_Goal_
Present each line of the entries below that holds the word "AVAILABLE".

_Exercise data_
==*==
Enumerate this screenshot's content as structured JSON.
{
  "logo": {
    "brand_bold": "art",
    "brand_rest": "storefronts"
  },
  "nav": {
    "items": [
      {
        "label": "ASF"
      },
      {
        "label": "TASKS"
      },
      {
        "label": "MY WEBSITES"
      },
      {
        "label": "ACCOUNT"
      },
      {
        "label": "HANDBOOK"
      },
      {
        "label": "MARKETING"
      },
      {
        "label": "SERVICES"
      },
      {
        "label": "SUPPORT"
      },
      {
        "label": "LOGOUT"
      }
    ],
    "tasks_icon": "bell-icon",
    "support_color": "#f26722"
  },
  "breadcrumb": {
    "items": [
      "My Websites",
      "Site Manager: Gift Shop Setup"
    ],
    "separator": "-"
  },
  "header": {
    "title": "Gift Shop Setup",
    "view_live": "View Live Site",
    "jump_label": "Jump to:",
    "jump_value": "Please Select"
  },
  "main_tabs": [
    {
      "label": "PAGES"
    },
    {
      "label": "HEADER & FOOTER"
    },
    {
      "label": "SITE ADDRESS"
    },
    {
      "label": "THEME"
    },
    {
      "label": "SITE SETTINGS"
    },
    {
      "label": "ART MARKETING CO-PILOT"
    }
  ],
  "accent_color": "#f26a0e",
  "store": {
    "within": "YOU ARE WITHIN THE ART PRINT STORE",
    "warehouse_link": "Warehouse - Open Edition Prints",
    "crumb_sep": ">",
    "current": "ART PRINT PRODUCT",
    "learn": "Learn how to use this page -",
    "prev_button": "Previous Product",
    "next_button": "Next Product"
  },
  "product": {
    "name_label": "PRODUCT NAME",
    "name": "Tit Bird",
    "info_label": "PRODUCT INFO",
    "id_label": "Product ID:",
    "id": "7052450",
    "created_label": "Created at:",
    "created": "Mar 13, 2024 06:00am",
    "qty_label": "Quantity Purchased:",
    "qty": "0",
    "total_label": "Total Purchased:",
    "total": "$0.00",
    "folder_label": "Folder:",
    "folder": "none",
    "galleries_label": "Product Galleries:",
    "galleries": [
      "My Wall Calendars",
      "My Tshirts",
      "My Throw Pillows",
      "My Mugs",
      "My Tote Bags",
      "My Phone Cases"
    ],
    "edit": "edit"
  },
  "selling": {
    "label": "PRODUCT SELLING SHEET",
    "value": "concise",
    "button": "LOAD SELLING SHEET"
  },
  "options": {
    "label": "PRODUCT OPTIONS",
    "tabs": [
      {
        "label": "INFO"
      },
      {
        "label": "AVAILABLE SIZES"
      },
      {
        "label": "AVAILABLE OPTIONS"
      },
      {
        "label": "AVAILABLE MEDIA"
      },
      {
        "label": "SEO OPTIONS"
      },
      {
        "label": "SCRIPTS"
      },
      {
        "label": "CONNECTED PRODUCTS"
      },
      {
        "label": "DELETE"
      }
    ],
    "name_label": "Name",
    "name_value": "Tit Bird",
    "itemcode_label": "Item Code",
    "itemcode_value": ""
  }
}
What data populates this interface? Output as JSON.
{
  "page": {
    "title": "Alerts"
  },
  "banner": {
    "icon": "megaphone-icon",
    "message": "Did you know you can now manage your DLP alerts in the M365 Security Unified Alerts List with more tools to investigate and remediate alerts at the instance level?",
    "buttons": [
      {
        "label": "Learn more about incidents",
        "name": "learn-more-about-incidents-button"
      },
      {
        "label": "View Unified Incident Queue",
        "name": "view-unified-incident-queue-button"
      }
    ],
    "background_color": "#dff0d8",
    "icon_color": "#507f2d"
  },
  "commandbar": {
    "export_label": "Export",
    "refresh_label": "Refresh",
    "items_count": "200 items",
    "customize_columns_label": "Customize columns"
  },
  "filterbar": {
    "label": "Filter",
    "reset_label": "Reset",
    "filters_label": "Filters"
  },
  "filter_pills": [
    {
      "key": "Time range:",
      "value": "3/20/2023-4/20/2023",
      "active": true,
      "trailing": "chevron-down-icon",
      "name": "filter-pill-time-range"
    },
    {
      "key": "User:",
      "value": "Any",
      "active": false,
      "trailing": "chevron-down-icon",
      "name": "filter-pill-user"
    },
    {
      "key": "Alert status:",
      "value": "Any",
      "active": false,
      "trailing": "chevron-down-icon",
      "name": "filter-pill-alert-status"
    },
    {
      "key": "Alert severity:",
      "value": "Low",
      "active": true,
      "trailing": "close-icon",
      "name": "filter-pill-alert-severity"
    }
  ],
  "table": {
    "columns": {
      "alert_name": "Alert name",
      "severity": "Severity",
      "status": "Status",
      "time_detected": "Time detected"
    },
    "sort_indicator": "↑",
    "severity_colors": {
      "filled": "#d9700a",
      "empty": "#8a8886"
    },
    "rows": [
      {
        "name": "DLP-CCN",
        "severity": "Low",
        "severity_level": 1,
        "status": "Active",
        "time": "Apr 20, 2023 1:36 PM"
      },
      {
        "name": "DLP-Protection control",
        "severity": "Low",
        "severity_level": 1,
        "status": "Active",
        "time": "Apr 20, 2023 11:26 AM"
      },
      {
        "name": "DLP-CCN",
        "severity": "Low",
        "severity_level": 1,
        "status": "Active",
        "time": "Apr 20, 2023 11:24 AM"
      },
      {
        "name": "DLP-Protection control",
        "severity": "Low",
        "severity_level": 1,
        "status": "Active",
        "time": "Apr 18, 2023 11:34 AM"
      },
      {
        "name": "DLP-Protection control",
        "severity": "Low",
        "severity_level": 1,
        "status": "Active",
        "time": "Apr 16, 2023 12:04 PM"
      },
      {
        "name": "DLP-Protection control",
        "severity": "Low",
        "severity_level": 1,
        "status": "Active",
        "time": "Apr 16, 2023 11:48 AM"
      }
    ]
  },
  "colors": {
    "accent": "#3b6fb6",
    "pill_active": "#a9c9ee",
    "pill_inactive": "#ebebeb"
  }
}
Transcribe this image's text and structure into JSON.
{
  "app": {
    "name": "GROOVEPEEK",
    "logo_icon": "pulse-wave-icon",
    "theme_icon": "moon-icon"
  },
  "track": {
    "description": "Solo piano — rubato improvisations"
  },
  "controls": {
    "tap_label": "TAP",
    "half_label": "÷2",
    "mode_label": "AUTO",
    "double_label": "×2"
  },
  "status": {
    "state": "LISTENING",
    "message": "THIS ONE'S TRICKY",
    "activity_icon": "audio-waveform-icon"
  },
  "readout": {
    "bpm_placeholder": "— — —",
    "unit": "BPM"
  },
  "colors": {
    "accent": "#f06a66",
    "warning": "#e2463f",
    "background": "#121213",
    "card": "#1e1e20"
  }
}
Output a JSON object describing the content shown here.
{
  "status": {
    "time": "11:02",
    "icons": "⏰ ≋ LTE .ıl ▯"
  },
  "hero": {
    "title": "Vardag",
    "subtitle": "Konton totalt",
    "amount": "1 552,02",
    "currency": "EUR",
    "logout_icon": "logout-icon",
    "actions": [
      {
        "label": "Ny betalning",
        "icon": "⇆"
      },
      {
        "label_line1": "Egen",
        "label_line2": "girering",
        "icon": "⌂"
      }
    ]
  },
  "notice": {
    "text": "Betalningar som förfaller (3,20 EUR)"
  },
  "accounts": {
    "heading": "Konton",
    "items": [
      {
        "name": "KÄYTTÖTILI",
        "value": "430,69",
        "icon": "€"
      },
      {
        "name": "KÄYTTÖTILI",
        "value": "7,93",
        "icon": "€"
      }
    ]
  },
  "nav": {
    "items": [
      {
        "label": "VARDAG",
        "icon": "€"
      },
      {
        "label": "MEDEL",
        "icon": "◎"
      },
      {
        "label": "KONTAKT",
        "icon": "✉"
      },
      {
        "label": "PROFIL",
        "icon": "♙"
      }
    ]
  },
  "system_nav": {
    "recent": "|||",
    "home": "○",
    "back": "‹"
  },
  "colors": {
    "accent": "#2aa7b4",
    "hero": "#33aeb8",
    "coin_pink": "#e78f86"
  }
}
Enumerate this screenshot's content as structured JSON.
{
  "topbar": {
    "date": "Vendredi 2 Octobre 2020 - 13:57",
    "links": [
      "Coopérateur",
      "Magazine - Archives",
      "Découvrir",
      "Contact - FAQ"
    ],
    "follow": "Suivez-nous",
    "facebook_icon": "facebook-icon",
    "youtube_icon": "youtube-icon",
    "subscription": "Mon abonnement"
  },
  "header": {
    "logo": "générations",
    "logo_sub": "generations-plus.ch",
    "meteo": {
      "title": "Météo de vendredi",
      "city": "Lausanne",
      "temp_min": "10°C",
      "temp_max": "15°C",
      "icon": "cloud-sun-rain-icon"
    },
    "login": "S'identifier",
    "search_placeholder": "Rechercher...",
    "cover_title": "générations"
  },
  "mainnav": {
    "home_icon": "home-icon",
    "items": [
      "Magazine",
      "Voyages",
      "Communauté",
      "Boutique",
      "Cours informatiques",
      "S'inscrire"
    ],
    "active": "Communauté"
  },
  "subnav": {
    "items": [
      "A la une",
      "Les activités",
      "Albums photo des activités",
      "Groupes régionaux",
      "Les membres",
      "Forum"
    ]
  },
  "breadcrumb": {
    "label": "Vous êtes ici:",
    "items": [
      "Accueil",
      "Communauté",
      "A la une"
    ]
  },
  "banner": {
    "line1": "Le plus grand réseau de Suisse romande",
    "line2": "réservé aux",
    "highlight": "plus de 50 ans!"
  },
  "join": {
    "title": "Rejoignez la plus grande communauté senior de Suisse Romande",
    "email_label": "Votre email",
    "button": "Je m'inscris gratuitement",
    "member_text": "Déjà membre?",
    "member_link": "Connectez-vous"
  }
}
==*==
_Solution to this task_
        "label": "AVAILABLE SIZES"
        "label": "AVAILABLE OPTIONS"
        "label": "AVAILABLE MEDIA"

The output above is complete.